EXERCISE INSTRUCTIONS >>
Transcribe the records that follow, preserving every word.
━━ DATA ROWS ━━
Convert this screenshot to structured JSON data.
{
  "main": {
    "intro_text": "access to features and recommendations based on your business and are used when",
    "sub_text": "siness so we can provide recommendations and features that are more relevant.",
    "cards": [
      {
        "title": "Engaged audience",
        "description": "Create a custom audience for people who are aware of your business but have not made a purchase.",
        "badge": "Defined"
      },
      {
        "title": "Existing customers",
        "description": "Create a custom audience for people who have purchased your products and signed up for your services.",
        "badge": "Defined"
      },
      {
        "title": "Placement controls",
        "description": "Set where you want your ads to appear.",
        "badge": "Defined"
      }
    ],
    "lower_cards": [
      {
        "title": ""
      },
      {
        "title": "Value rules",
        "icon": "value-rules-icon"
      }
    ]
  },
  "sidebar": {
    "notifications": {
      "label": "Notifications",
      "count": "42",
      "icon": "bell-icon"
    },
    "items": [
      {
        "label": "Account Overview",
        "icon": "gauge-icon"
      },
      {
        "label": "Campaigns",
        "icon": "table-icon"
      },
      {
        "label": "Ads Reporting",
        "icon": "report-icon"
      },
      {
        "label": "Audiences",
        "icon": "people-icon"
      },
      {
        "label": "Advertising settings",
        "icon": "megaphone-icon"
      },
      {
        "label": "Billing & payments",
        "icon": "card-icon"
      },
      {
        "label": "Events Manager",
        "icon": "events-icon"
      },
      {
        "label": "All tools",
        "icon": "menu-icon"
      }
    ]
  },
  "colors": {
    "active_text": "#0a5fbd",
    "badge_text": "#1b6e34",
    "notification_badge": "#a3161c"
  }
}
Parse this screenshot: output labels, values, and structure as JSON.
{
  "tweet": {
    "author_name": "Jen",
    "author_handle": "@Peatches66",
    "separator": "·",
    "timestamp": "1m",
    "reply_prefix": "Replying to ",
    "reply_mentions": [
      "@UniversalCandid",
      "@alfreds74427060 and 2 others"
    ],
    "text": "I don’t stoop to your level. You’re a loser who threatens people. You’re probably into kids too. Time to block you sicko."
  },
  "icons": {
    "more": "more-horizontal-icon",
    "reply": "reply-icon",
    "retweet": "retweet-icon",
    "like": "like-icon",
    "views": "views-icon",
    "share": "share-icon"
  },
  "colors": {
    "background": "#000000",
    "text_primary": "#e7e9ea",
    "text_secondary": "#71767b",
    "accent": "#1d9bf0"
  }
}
━━━
RESULT OF THE TASK >>
Convert this screenshot to structured JSON data.
{
  "main": {
    "intro_text": "access to features and recommendations based on your business and are used when",
    "sub_text": "siness so we can provide recommendations and features that are more relevant.",
    "cards": [
      {
        "title": "Engaged audience",
        "description": "Create a custom audience for people who are aware of your business but have not made a purchase.",
        "badge": "Defined"
      },
      {
        "title": "Existing customers",
        "description": "Create a custom audience for people who have purchased your products and signed up for your services.",
        "badge": "Defined"
      },
      {
        "title": "Placement controls",
        "description": "Set where you want your ads to appear.",
        "badge": "Defined"
      }
    ],
    "lower_cards": [
      {
        "title": ""
      },
      {
        "title": "Value rules",
        "icon": "value-rules-icon"
      }
    ]
  },
  "sidebar": {
    "notifications": {
      "label": "Notifications",
      "count": "42",
      "icon": "bell-icon"
    },
    "items": [
      {
        "label": "Account Overview",
        "icon": "gauge-icon"
      },
      {
        "label": "Campaigns",
        "icon": "table-icon"
      },
      {
        "label": "Ads Reporting",
        "icon": "report-icon"
      },
      {
        "label": "Audiences",
        "icon": "people-icon"
      },
      {
        "label": "Advertising settings",
        "icon": "megaphone-icon"
      },
      {
        "label": "Billing & payments",
        "icon": "card-icon"
      },
      {
        "label": "Events Manager",
        "icon": "events-icon"
      },
      {
        "label": "All tools",
        "icon": "menu-icon"
      }
    ]
  },
  "colors": {
    "active_text": "#0a5fbd",
    "badge_text": "#1b6e34",
    "notification_badge": "#a3161c"
  }
}
Parse this screenshot: output labels, values, and structure as JSON.
{
  "tweet": {
    "author_name": "Jen",
    "author_handle": "@Peatches66",
    "separator": "·",
    "timestamp": "1m",
    "reply_prefix": "Replying to ",
    "reply_mentions": [
      "@UniversalCandid",
      "@alfreds74427060 and 2 others"
    ],
    "text": "I don’t stoop to your level. You’re a loser who threatens people. You’re probably into kids too. Time to block you sicko."
  },
  "icons": {
    "more": "more-horizontal-icon",
    "reply": "reply-icon",
    "retweet": "retweet-icon",
    "like": "like-icon",
    "views": "views-icon",
    "share": "share-icon"
  },
  "colors": {
    "background": "#000000",
    "text_primary": "#e7e9ea",
    "text_secondary": "#71767b",
    "accent": "#1d9bf0"
  }
}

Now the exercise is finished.